# Task prompt:
Keep every line where the word "JSON" appears; drop the rest.

* * * *

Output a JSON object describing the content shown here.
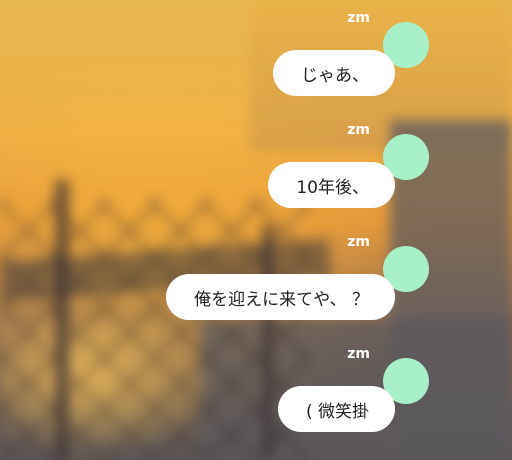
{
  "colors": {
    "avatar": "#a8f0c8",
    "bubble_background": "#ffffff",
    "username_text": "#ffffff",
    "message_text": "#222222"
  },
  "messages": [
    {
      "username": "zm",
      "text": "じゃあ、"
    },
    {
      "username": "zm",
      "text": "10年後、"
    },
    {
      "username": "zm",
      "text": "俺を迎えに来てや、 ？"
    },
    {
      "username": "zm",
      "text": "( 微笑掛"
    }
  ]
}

* * * *

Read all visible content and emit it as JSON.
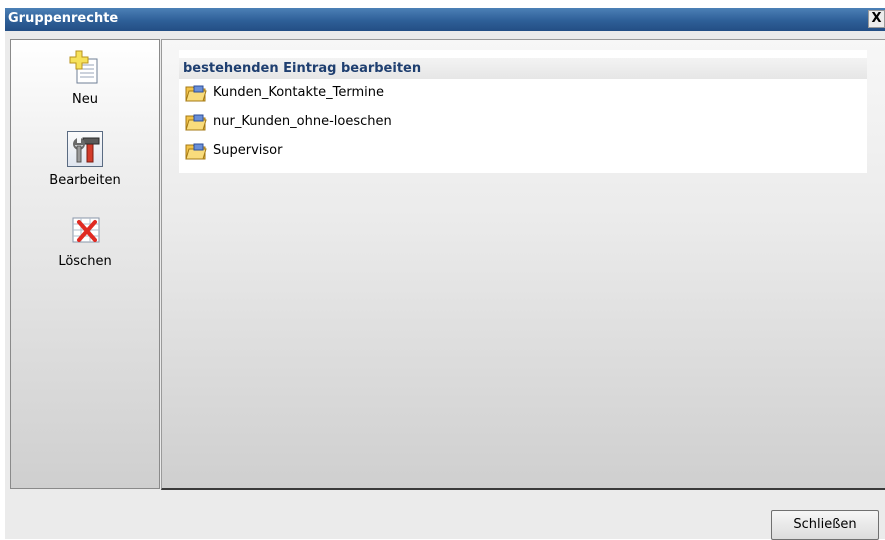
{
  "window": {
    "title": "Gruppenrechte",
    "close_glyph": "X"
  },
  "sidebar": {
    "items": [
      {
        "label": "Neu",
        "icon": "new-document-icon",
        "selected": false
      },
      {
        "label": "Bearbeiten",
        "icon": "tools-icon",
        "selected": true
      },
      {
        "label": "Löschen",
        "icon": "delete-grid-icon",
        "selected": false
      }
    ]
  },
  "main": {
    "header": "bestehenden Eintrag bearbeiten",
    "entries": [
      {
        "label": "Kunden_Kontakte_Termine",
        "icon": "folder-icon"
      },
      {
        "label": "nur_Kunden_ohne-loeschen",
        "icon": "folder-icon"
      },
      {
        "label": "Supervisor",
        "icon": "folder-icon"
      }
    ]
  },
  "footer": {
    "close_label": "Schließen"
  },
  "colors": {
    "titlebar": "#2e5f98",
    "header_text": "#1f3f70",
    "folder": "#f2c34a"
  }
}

* * * *

# Output:
Output a JSON object describing the content shown here.
Read all visible content and emit it as JSON.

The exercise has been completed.